Collected data
——
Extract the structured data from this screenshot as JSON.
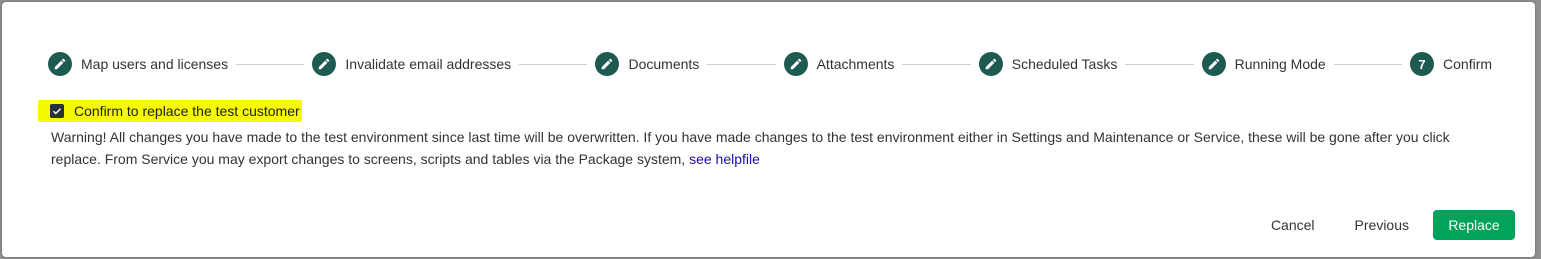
{
  "stepper": {
    "steps": [
      {
        "label": "Map users and licenses",
        "icon": "pencil-icon"
      },
      {
        "label": "Invalidate email addresses",
        "icon": "pencil-icon"
      },
      {
        "label": "Documents",
        "icon": "pencil-icon"
      },
      {
        "label": "Attachments",
        "icon": "pencil-icon"
      },
      {
        "label": "Scheduled Tasks",
        "icon": "pencil-icon"
      },
      {
        "label": "Running Mode",
        "icon": "pencil-icon"
      },
      {
        "label": "Confirm",
        "number": "7"
      }
    ]
  },
  "confirm": {
    "checked": true,
    "label": "Confirm to replace the test customer"
  },
  "warning": {
    "text": "Warning! All changes you have made to the test environment since last time will be overwritten. If you have made changes to the test environment either in Settings and Maintenance or Service, these will be gone after you click replace. From Service you may export changes to screens, scripts and tables via the Package system,",
    "link_text": "see helpfile"
  },
  "actions": {
    "cancel_label": "Cancel",
    "previous_label": "Previous",
    "replace_label": "Replace"
  },
  "colors": {
    "step_circle": "#1d5a4f",
    "primary_button": "#00a35a",
    "highlight": "#f5fa00",
    "link": "#1a0dab"
  }
}
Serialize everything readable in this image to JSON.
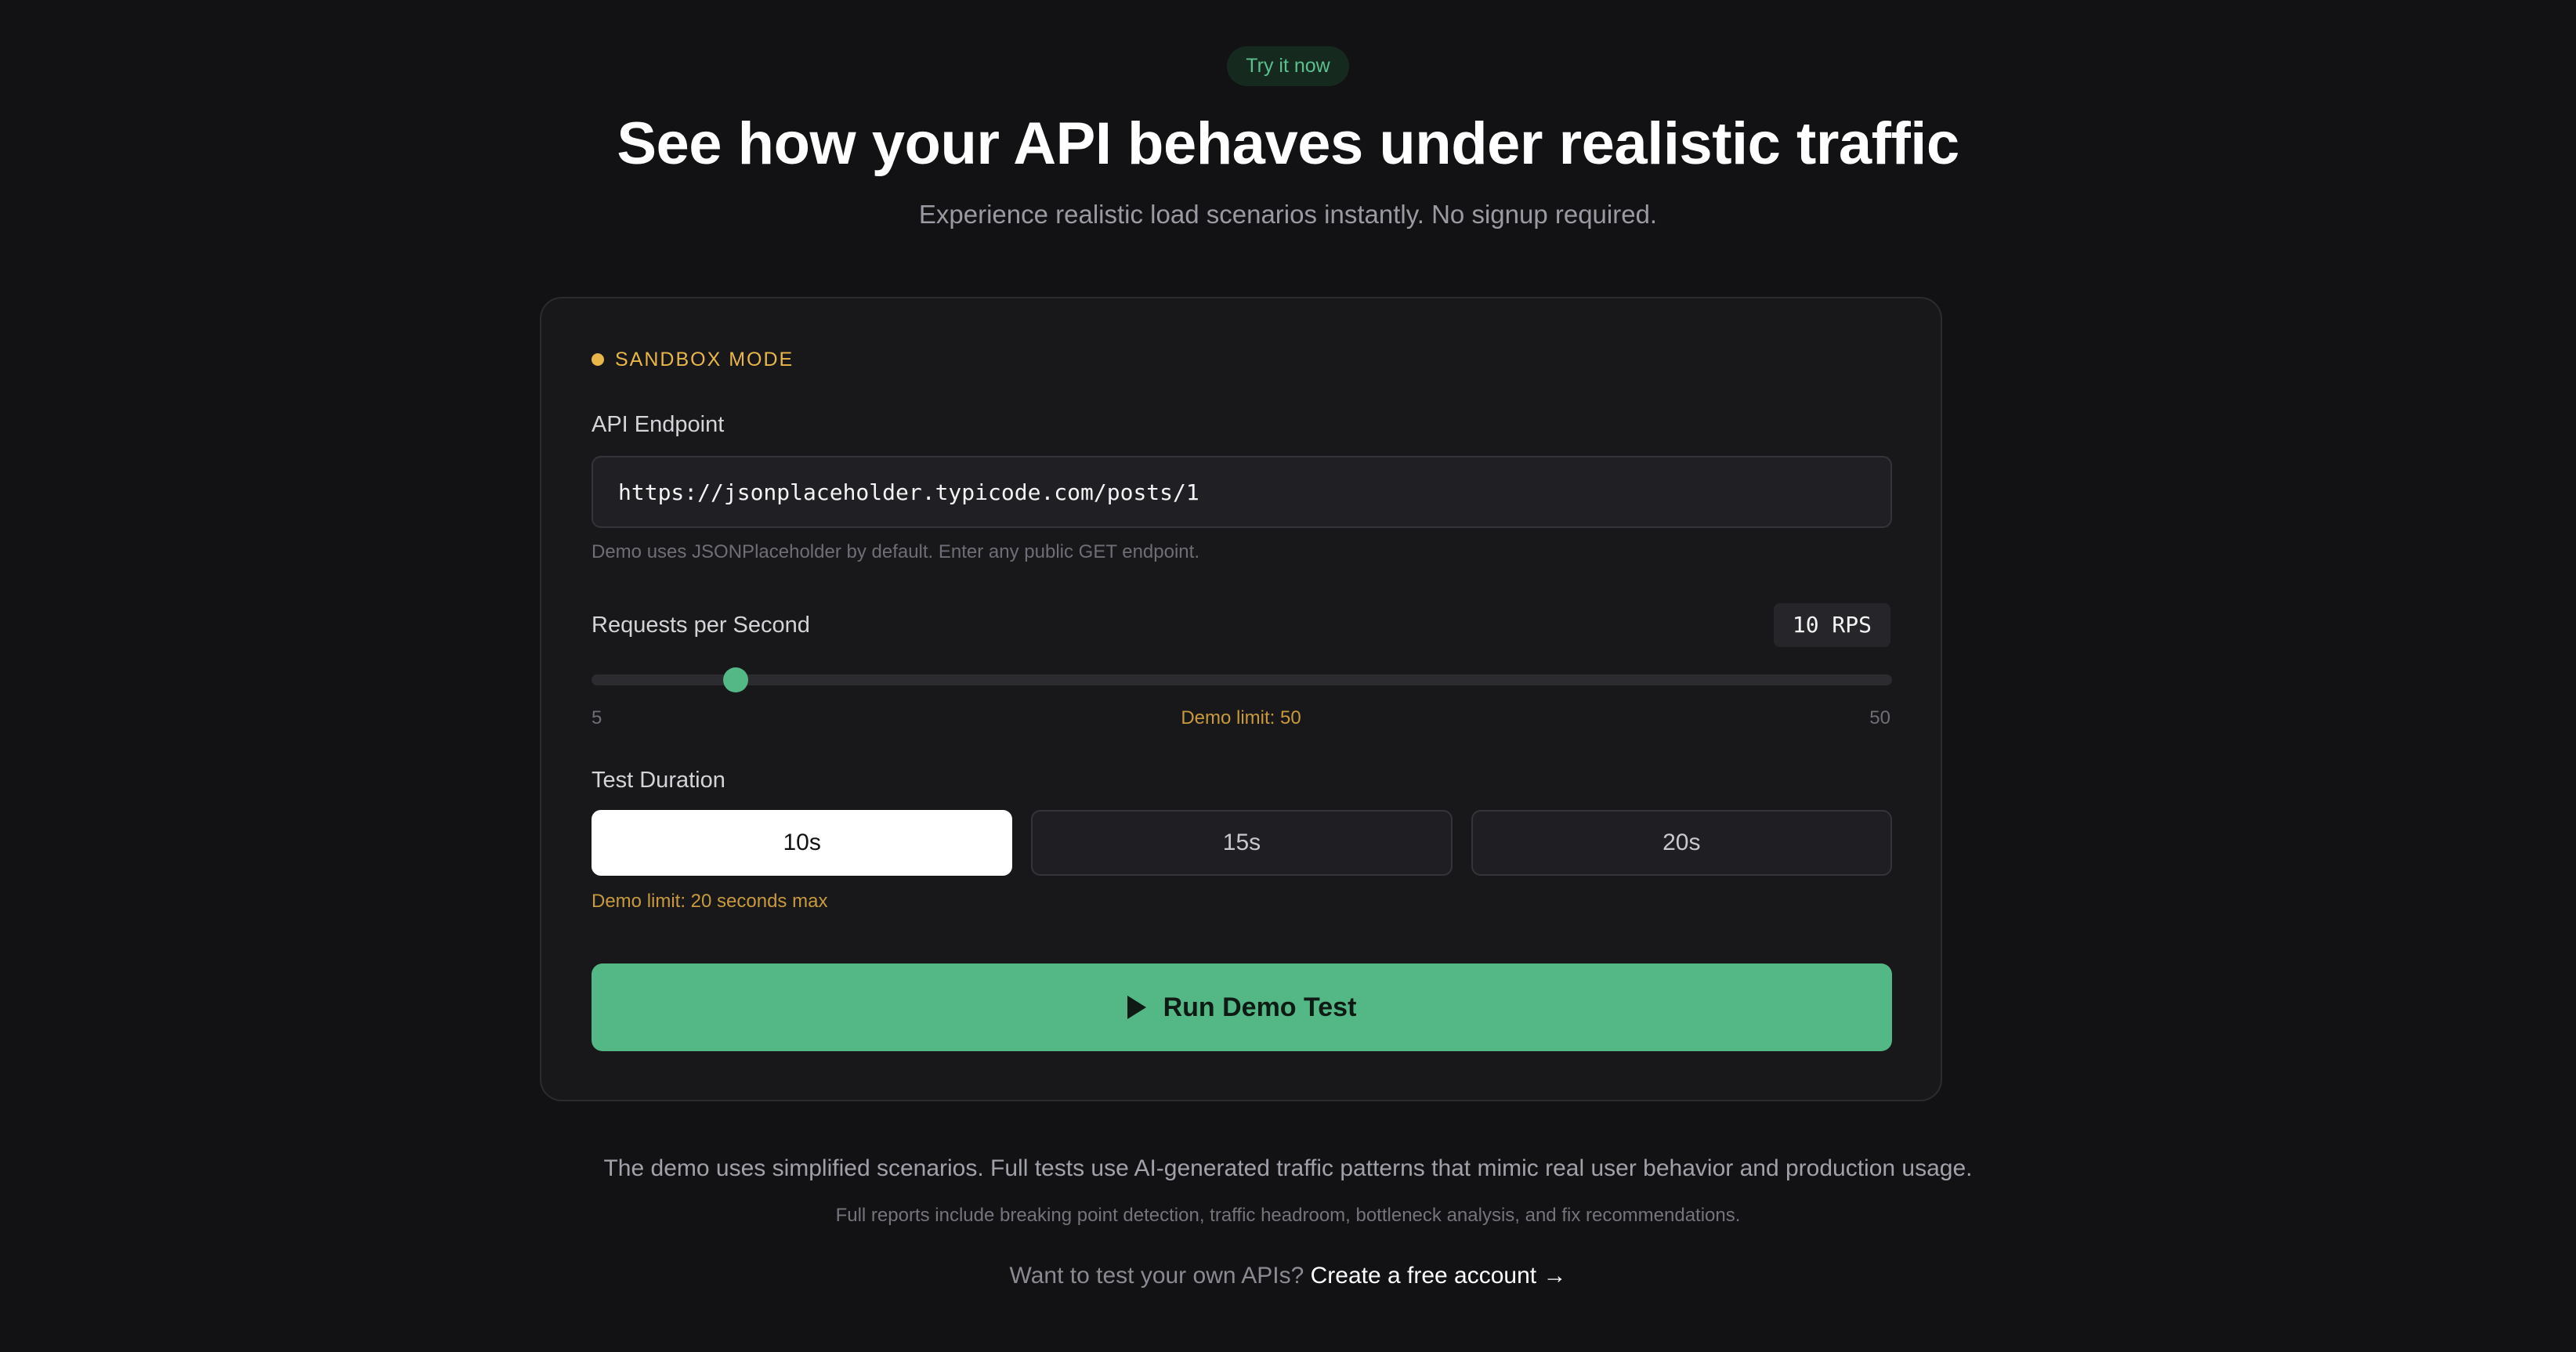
{
  "badge": "Try it now",
  "headline": "See how your API behaves under realistic traffic",
  "subheadline": "Experience realistic load scenarios instantly. No signup required.",
  "card": {
    "mode_label": "SANDBOX MODE",
    "endpoint": {
      "label": "API Endpoint",
      "value": "https://jsonplaceholder.typicode.com/posts/1",
      "hint": "Demo uses JSONPlaceholder by default. Enter any public GET endpoint."
    },
    "rps": {
      "label": "Requests per Second",
      "value_display": "10 RPS",
      "value": 10,
      "min": 5,
      "max": 50,
      "min_label": "5",
      "max_label": "50",
      "limit_label": "Demo limit: 50"
    },
    "duration": {
      "label": "Test Duration",
      "options": [
        "10s",
        "15s",
        "20s"
      ],
      "selected": "10s",
      "hint": "Demo limit: 20 seconds max"
    },
    "run_button": "Run Demo Test"
  },
  "footer": {
    "main": "The demo uses simplified scenarios. Full tests use AI-generated traffic patterns that mimic real user behavior and production usage.",
    "sub": "Full reports include breaking point detection, traffic headroom, bottleneck analysis, and fix recommendations.",
    "cta_prefix": "Want to test your own APIs?",
    "cta_link": "Create a free account →"
  },
  "colors": {
    "background": "#121214",
    "accent_green": "#53b786",
    "warning_amber": "#e9b649"
  }
}
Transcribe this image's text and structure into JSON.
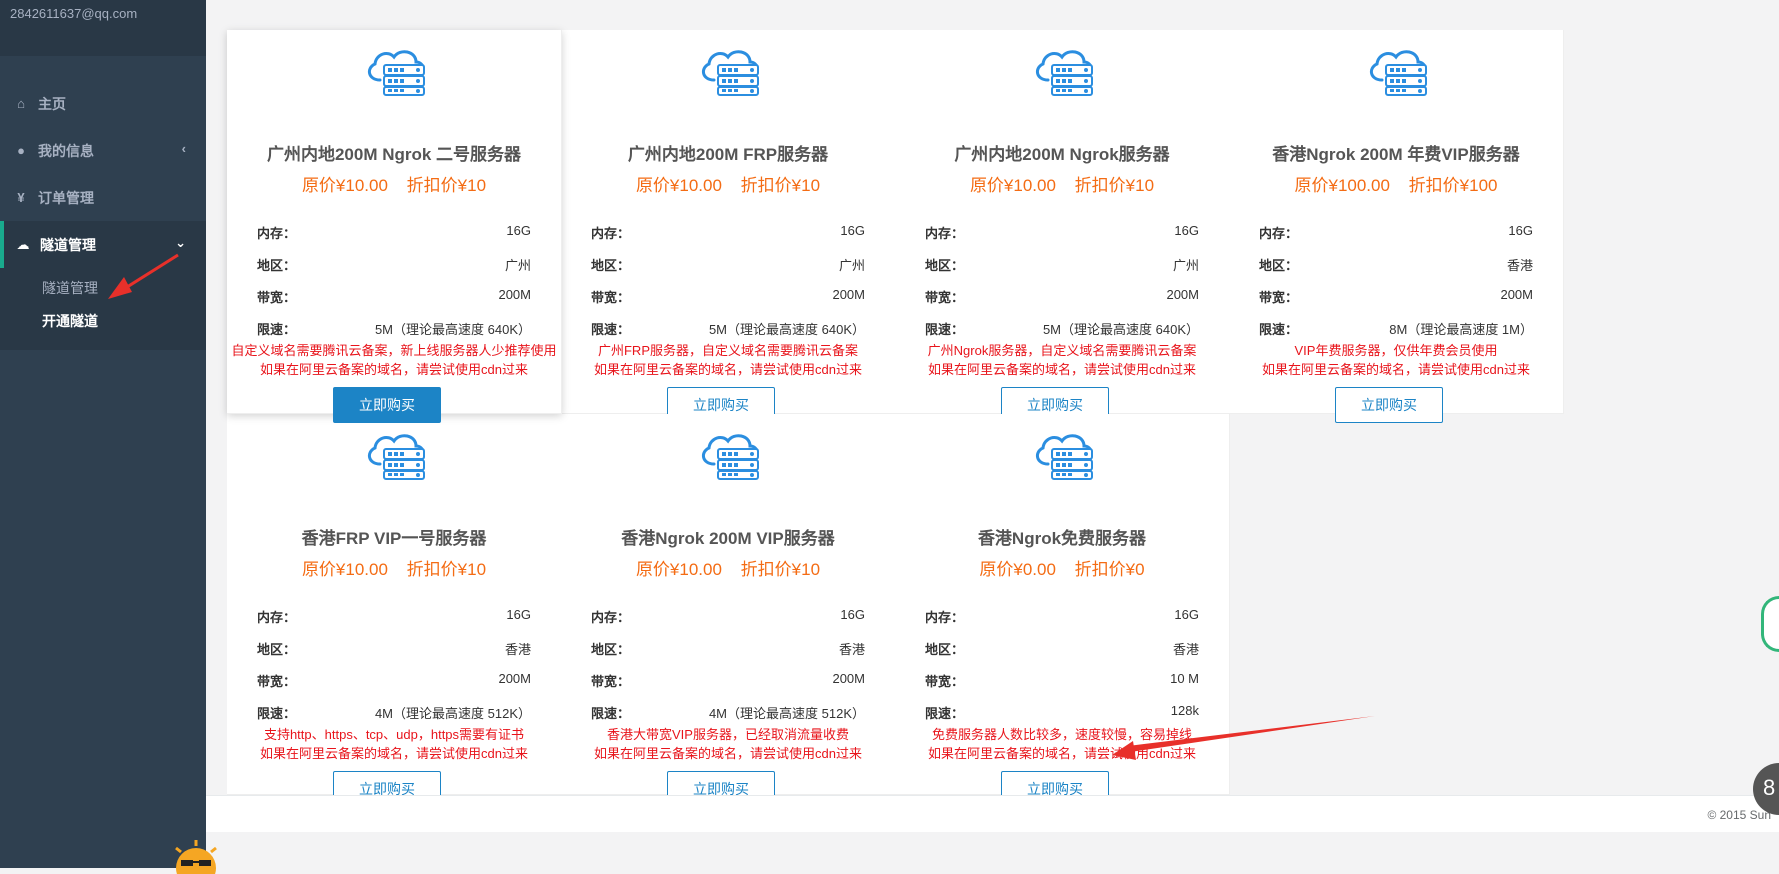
——
§ What this task involves
In your copy, leave out the pictures and reproduce the material above exactly.

§ Problem solution
Extract the structured data from this screenshot as JSON.
{
  "stepper": {
    "steps": [
      {
        "label": "Map users and licenses",
        "icon": "pencil-icon"
      },
      {
        "label": "Invalidate email addresses",
        "icon": "pencil-icon"
      },
      {
        "label": "Documents",
        "icon": "pencil-icon"
      },
      {
        "label": "Attachments",
        "icon": "pencil-icon"
      },
      {
        "label": "Scheduled Tasks",
        "icon": "pencil-icon"
      },
      {
        "label": "Running Mode",
        "icon": "pencil-icon"
      },
      {
        "label": "Confirm",
        "number": "7"
      }
    ]
  },
  "confirm": {
    "checked": true,
    "label": "Confirm to replace the test customer"
  },
  "warning": {
    "text": "Warning! All changes you have made to the test environment since last time will be overwritten. If you have made changes to the test environment either in Settings and Maintenance or Service, these will be gone after you click replace. From Service you may export changes to screens, scripts and tables via the Package system,",
    "link_text": "see helpfile"
  },
  "actions": {
    "cancel_label": "Cancel",
    "previous_label": "Previous",
    "replace_label": "Replace"
  },
  "colors": {
    "step_circle": "#1d5a4f",
    "primary_button": "#00a35a",
    "highlight": "#f5fa00",
    "link": "#1a0dab"
  }
}
Serialize everything readable in this image to JSON.
{
  "badge": "Try it now",
  "headline": "See how your API behaves under realistic traffic",
  "subheadline": "Experience realistic load scenarios instantly. No signup required.",
  "card": {
    "mode_label": "SANDBOX MODE",
    "endpoint": {
      "label": "API Endpoint",
      "value": "https://jsonplaceholder.typicode.com/posts/1",
      "hint": "Demo uses JSONPlaceholder by default. Enter any public GET endpoint."
    },
    "rps": {
      "label": "Requests per Second",
      "value_display": "10 RPS",
      "value": 10,
      "min": 5,
      "max": 50,
      "min_label": "5",
      "max_label": "50",
      "limit_label": "Demo limit: 50"
    },
    "duration": {
      "label": "Test Duration",
      "options": [
        "10s",
        "15s",
        "20s"
      ],
      "selected": "10s",
      "hint": "Demo limit: 20 seconds max"
    },
    "run_button": "Run Demo Test"
  },
  "footer": {
    "main": "The demo uses simplified scenarios. Full tests use AI-generated traffic patterns that mimic real user behavior and production usage.",
    "sub": "Full reports include breaking point detection, traffic headroom, bottleneck analysis, and fix recommendations.",
    "cta_prefix": "Want to test your own APIs?",
    "cta_link": "Create a free account →"
  },
  "colors": {
    "background": "#121214",
    "accent_green": "#53b786",
    "warning_amber": "#e9b649"
  }
}
Transcribe this image's text and structure into JSON.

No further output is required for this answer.